_Challenge_:
Extract every line that contains the string "Galaxy".

*** Source records ***

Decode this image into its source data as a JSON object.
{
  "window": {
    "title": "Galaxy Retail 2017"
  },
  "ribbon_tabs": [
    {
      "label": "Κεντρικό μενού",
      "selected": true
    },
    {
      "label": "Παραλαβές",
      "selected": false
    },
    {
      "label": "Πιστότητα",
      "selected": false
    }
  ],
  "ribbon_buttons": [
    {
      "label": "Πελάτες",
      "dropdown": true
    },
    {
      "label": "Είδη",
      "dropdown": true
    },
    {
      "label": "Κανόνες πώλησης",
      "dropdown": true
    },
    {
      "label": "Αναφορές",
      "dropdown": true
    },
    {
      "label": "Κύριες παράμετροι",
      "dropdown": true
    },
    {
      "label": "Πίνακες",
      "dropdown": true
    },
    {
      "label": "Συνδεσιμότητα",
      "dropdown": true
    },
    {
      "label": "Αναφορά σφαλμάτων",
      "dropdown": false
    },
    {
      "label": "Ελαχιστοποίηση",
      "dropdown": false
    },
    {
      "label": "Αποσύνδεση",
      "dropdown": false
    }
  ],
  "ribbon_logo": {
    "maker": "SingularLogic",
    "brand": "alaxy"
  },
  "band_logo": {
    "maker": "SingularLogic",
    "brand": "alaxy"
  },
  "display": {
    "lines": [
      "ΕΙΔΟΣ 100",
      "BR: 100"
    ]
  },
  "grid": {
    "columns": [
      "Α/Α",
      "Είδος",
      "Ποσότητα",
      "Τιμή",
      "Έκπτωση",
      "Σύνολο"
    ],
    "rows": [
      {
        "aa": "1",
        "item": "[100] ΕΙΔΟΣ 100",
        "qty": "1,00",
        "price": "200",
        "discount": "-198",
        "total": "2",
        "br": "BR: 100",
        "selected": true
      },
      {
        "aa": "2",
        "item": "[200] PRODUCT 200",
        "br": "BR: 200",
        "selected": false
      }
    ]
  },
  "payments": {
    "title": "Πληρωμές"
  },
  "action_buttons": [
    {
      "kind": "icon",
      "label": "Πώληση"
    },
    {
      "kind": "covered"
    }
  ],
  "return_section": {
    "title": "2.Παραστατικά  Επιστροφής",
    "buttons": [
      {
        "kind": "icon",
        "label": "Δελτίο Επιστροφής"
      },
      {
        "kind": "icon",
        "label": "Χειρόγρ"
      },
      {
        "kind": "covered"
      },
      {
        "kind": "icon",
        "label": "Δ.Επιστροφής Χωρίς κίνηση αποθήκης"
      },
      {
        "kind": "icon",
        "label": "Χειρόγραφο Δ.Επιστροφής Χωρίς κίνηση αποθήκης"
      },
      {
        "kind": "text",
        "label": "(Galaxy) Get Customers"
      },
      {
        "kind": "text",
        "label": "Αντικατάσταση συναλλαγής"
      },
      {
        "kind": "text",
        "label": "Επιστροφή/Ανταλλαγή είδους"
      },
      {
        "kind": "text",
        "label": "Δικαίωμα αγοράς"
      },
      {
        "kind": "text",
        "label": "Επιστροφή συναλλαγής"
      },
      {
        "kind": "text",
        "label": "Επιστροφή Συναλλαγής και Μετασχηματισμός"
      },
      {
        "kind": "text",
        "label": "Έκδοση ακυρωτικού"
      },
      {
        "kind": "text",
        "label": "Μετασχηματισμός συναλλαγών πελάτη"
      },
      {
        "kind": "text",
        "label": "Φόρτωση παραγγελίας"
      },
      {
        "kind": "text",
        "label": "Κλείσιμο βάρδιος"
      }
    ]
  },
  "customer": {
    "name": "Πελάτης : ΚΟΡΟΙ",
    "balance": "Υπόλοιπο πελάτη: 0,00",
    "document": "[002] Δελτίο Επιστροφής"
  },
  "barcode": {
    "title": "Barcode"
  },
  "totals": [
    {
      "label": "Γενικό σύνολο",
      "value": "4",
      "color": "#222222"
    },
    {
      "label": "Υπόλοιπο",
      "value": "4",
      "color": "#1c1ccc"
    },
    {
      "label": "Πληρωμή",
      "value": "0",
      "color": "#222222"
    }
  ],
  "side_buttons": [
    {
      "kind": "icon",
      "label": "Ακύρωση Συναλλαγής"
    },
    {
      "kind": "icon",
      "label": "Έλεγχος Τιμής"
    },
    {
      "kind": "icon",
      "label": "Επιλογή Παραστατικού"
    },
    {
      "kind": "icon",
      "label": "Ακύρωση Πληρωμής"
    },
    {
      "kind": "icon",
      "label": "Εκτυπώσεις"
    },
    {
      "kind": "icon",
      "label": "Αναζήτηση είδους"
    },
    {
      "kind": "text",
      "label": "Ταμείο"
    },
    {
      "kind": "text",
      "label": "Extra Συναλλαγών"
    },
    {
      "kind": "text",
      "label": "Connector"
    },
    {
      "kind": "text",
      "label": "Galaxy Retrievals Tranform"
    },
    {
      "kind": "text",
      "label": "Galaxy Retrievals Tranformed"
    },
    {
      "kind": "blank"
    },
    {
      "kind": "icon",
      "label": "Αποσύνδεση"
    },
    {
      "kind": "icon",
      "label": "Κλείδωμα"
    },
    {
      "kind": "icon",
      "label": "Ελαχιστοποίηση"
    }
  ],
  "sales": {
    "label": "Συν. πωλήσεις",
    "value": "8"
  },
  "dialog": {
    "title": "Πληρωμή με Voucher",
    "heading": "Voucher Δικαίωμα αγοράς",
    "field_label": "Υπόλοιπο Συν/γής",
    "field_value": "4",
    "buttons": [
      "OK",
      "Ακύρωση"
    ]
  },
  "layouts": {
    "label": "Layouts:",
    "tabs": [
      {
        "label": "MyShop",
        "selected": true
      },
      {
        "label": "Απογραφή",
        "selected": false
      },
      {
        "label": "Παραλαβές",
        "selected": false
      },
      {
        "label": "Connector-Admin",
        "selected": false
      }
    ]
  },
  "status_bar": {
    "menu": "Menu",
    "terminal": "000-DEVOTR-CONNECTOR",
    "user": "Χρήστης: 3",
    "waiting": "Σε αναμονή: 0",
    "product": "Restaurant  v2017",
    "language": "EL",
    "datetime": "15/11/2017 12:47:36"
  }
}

***

_Task output_:
    "title": "Galaxy Retail 2017"
        "label": "(Galaxy) Get Customers"
      "label": "Galaxy Retrievals Tranform"
      "label": "Galaxy Retrievals Tranformed"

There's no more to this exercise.